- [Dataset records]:
-------------------------

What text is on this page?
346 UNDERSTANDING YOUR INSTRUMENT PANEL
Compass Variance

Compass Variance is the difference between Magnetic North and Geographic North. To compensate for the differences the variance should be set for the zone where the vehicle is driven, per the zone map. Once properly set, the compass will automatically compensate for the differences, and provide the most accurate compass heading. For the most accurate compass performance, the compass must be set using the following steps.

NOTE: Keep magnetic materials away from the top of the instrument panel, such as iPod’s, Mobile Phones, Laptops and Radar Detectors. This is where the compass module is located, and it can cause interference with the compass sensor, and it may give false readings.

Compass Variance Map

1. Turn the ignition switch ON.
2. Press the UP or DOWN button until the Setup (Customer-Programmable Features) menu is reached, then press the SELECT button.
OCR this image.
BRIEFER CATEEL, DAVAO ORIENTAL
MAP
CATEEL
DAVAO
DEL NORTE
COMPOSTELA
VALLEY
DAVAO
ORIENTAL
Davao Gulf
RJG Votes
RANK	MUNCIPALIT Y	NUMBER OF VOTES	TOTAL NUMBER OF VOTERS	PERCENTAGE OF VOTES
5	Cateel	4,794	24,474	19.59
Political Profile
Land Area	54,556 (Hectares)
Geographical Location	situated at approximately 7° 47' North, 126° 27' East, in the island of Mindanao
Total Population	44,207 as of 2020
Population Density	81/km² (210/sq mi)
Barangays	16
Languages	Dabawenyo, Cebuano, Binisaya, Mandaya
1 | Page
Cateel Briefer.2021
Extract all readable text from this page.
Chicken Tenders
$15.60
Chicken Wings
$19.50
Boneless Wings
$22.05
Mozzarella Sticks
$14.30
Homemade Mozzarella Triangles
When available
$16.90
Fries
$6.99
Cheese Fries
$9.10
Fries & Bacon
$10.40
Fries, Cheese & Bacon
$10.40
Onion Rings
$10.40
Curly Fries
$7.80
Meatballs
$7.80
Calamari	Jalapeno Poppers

-------------------------

- [Short problem]: Copy each line of the preceding data that contains the string "Variance".

- [Solution]:
Compass Variance
Compass Variance is the difference between Magnetic North and Geographic North. To compensate for the differences the variance should be set for the zone where the vehicle is driven, per the zone map. Once properly set, the compass will automatically compensate for the differences, and provide the most accurate compass heading. For the most accurate compass performance, the compass must be set using the following steps.
Compass Variance Map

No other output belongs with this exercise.